START
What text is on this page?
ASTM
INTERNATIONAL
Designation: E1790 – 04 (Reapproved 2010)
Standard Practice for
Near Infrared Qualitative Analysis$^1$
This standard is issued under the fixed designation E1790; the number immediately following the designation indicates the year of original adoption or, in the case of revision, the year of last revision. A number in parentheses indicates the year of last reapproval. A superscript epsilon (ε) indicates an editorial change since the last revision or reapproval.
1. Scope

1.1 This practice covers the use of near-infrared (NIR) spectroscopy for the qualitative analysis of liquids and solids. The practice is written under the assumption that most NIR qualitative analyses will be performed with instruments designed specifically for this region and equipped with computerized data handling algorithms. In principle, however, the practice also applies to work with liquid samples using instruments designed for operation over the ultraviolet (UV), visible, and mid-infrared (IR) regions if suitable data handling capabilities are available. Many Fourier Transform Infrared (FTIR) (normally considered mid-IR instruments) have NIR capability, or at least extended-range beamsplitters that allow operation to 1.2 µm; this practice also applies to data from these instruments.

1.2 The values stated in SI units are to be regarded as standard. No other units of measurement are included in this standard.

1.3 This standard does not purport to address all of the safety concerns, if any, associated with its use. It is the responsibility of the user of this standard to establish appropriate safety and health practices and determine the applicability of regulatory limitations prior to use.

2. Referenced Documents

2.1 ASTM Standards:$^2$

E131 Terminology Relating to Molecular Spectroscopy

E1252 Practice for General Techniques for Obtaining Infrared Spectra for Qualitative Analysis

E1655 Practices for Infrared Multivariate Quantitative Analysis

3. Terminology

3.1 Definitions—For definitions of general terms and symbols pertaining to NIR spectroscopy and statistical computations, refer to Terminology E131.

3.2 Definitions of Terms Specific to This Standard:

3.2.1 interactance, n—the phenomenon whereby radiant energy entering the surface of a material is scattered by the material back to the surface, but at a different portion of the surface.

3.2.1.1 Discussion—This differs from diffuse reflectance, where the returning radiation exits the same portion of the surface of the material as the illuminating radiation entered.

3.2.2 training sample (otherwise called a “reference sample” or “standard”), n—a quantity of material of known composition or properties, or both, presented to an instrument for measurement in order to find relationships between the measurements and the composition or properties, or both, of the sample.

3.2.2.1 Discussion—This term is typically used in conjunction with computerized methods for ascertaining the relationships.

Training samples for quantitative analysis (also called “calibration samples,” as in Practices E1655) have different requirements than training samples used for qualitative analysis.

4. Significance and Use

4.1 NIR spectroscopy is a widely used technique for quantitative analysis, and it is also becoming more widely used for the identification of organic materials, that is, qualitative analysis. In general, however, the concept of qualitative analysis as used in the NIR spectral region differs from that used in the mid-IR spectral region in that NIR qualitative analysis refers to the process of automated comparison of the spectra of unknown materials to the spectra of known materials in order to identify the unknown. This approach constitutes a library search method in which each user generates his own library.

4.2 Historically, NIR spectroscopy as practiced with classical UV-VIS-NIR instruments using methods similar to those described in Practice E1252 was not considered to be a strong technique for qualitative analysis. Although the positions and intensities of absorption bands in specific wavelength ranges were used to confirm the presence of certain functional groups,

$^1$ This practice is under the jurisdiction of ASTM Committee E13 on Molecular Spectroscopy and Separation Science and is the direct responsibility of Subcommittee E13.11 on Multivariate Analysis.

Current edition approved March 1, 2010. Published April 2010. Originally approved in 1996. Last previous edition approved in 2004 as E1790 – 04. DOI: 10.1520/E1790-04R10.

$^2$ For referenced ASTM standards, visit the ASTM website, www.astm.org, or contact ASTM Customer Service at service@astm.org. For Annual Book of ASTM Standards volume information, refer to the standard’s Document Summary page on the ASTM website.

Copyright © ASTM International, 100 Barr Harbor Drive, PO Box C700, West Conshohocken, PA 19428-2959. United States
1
END
=== Given task ===
Set out the complete listing exactly as shown.

=== Reply to the task ===
What text is on this page?
ASTM
INTERNATIONAL
Designation: E1790 – 04 (Reapproved 2010)
Standard Practice for
Near Infrared Qualitative Analysis$^1$
This standard is issued under the fixed designation E1790; the number immediately following the designation indicates the year of original adoption or, in the case of revision, the year of last revision. A number in parentheses indicates the year of last reapproval. A superscript epsilon (ε) indicates an editorial change since the last revision or reapproval.
1. Scope

1.1 This practice covers the use of near-infrared (NIR) spectroscopy for the qualitative analysis of liquids and solids. The practice is written under the assumption that most NIR qualitative analyses will be performed with instruments designed specifically for this region and equipped with computerized data handling algorithms. In principle, however, the practice also applies to work with liquid samples using instruments designed for operation over the ultraviolet (UV), visible, and mid-infrared (IR) regions if suitable data handling capabilities are available. Many Fourier Transform Infrared (FTIR) (normally considered mid-IR instruments) have NIR capability, or at least extended-range beamsplitters that allow operation to 1.2 µm; this practice also applies to data from these instruments.

1.2 The values stated in SI units are to be regarded as standard. No other units of measurement are included in this standard.

1.3 This standard does not purport to address all of the safety concerns, if any, associated with its use. It is the responsibility of the user of this standard to establish appropriate safety and health practices and determine the applicability of regulatory limitations prior to use.

2. Referenced Documents

2.1 ASTM Standards:$^2$

E131 Terminology Relating to Molecular Spectroscopy

E1252 Practice for General Techniques for Obtaining Infrared Spectra for Qualitative Analysis

E1655 Practices for Infrared Multivariate Quantitative Analysis

3. Terminology

3.1 Definitions—For definitions of general terms and symbols pertaining to NIR spectroscopy and statistical computations, refer to Terminology E131.

3.2 Definitions of Terms Specific to This Standard:

3.2.1 interactance, n—the phenomenon whereby radiant energy entering the surface of a material is scattered by the material back to the surface, but at a different portion of the surface.

3.2.1.1 Discussion—This differs from diffuse reflectance, where the returning radiation exits the same portion of the surface of the material as the illuminating radiation entered.

3.2.2 training sample (otherwise called a “reference sample” or “standard”), n—a quantity of material of known composition or properties, or both, presented to an instrument for measurement in order to find relationships between the measurements and the composition or properties, or both, of the sample.

3.2.2.1 Discussion—This term is typically used in conjunction with computerized methods for ascertaining the relationships.

Training samples for quantitative analysis (also called “calibration samples,” as in Practices E1655) have different requirements than training samples used for qualitative analysis.

4. Significance and Use

4.1 NIR spectroscopy is a widely used technique for quantitative analysis, and it is also becoming more widely used for the identification of organic materials, that is, qualitative analysis. In general, however, the concept of qualitative analysis as used in the NIR spectral region differs from that used in the mid-IR spectral region in that NIR qualitative analysis refers to the process of automated comparison of the spectra of unknown materials to the spectra of known materials in order to identify the unknown. This approach constitutes a library search method in which each user generates his own library.

4.2 Historically, NIR spectroscopy as practiced with classical UV-VIS-NIR instruments using methods similar to those described in Practice E1252 was not considered to be a strong technique for qualitative analysis. Although the positions and intensities of absorption bands in specific wavelength ranges were used to confirm the presence of certain functional groups,

$^1$ This practice is under the jurisdiction of ASTM Committee E13 on Molecular Spectroscopy and Separation Science and is the direct responsibility of Subcommittee E13.11 on Multivariate Analysis.

Current edition approved March 1, 2010. Published April 2010. Originally approved in 1996. Last previous edition approved in 2004 as E1790 – 04. DOI: 10.1520/E1790-04R10.

$^2$ For referenced ASTM standards, visit the ASTM website, www.astm.org, or contact ASTM Customer Service at service@astm.org. For Annual Book of ASTM Standards volume information, refer to the standard’s Document Summary page on the ASTM website.

Copyright © ASTM International, 100 Barr Harbor Drive, PO Box C700, West Conshohocken, PA 19428-2959. United States
1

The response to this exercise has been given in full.